Текст для чтения:
>>>
Текст книги "Брестский мир. Победы и поражения советской дипломатии"
Автор книги: Джон Уилер-Беннет
Жанр: Политика и политология, Наука и Образование
сообщить о неприемлемом содержимом
Текущая страница: 13 (всего у книги 32 страниц)
Работая практически в одиночку, имея за собой лишь находящуюся в хаосе страну и еще не устоявшийся политический режим, этот удивительный человек, который еще год назад был никому не известным журналистом, находившимся в эмиграции в Нью-Йорке, вел успешную борьбу с объединившимися против него лучшими дипломатическими силами половины Европы.
2
Гофман и сам понимал, что он не вносит никакого практического вклада в работу конференции и что он не в состоянии остановить ни поток красноречия Троцкого, ни поток аргументов Кюльмана. Однако он был неустрашимо тверд и непреклонен в своей решимости ускорить работу конференции и с этой целью решил использовать другое оружие – прямые переговоры с делегацией Украинской центральной рады.
С самого момента их прибытия в Брест (это произошло 25 декабря) Гофман понял, что эти молодые люди могут быть весьма полезными, и взял их, так сказать, под свое крыло, хотя его действия уместнее было бы охарактеризовать так: кот взялся охранять канарейку. Побудив членов украинской делегации рассказать ему о своих планах и надеждах и внимательно их выслушав, Гофман, являвшийся хорошим тактиком как на поле боя, так и за столом дипломатических переговоров (правда, при этом не таким хорошим стратегом), добился их расположения и доверия.
<<<
Исходные данные:
>>>
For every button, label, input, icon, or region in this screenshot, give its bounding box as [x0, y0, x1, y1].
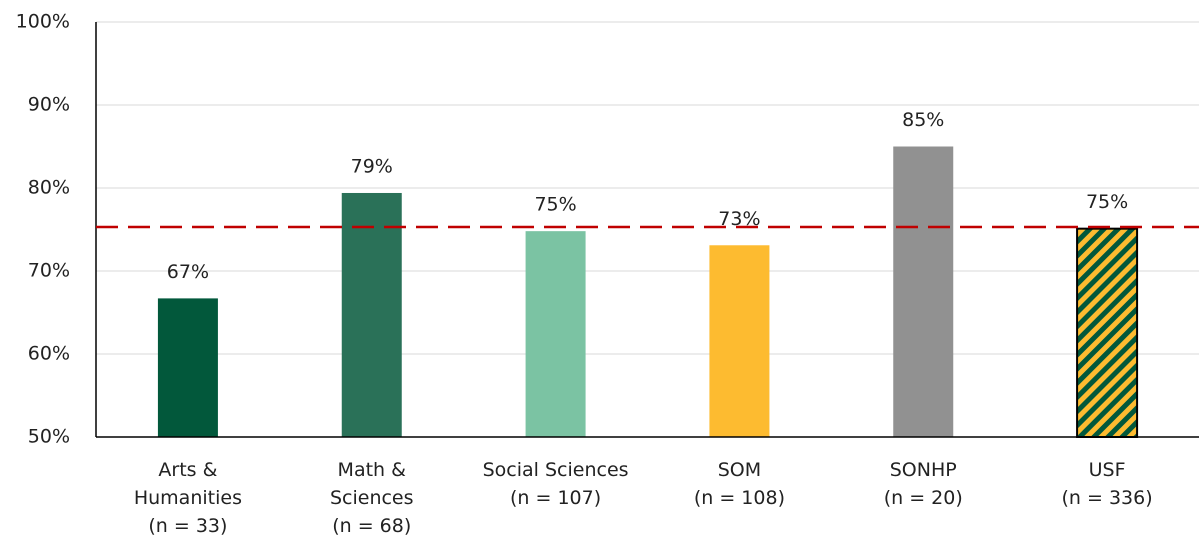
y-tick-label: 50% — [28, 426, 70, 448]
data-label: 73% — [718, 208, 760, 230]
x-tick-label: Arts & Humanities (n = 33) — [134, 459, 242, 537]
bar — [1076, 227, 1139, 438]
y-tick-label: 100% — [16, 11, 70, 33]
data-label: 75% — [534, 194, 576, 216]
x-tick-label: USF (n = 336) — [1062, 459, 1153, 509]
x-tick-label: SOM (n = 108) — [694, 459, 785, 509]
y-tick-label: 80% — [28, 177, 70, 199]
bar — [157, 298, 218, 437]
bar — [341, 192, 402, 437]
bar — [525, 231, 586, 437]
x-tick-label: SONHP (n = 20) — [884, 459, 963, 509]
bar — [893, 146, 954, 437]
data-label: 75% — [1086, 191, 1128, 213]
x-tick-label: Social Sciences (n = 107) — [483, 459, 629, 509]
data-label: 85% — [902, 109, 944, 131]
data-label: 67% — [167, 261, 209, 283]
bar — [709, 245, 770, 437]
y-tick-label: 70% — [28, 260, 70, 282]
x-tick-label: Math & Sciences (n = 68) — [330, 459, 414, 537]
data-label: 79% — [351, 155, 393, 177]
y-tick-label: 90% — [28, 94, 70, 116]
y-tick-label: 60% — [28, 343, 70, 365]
<<<
Задания:
a. Ответьте на вопросы по отрывку о Брестской конференции:
(i) Где находился в эмиграции человек, который год назад был никому не известным журналистом?
(ii) С какой делегацией Гофман решил вести прямые переговоры?
(iii) Какого числа эта делегация прибыла в Брест?
b. Соответствуют ли отрывку о Брестской конференции следующие утверждения?
(i) Гофман считал, что вносит практический вклад в работу конференции.
(ii) Гофман был хорошим тактиком за столом дипломатических переговоров.
(iii) Гофман стремился ускорить работу конференции.
c. Продолжите отрывок о Брестской конференции, начав сразу после его последнего предложения.

Ответы к заданиям:
a.
(i) В Нью-Йорке.
(ii) С делегацией Украинской центральной рады.
(iii) 25 декабря.

b.
(i) Нет: «Гофман и сам понимал, что он не вносит никакого практического вклада в работу конференции».
(ii) Да: «являвшийся хорошим тактиком как на поле боя, так и за столом дипломатических переговоров».
(iii) Да: «непреклонен в своей решимости ускорить работу конференции».

c.
К трем первоначально прибывшим делегатам Рады вскоре присоединился Всеволод Голубович, тридцатичетырехлетний председатель Совета министров Украинской Республики, полный пламенных национальных и революционных идей. Заявление Рады о том, что она хочет самостоятельно участвовать в работе конференции и вести мирные переговоры независимо от советского правительства в Петрограде, было оглашено на конференции этим молодым государственным деятелем 28 декабря; с ним согласились как Кюльман, от имени Четверного союза, так и Троцкий, хотя формальное признание Украинской Республики в качестве независимого государства было отложено странами Четверного союза до подписания мирного договора.
После этого молодые украинцы, как и все члены других делегаций, в качестве зрителей наблюдали за «интеллектуальными поединками» между Кюльманом и Троцким, однако, поскольку украинская делегация заявила, что не является частью советской делегации, были предприняты все меры, чтобы максимально отдалить и отделить ее от контактов и согласованной работы с большевиками, по поводу чего был выражен протест со стороны Троцкого.
Когда 1 января 1918 г. стало ясно, что эти состязания в риторике между Кюльманом и Троцким могут длиться бесконечно, Гофман предложил Чернину провести с его согласия переговоры с украинской делегацией относительно того, на каких условиях она готова заключить мир. Чернин согласился, и нельзя сказать, что он сделал это неохотно: к этому моменту он не просто смертельно устал, а чувствовал себя совершенно больным человеком и был не в состоянии вести споры с бесшабашными, легкомысленными и безрассудными молодыми революционерами; а тем более он ежедневно получал сообщения из Вены о постоянном нарастании продовольственного кризиса, вызванного некомпетентностью его австрийского коллеги и крайним эгоизмом венгерского премьер-министра.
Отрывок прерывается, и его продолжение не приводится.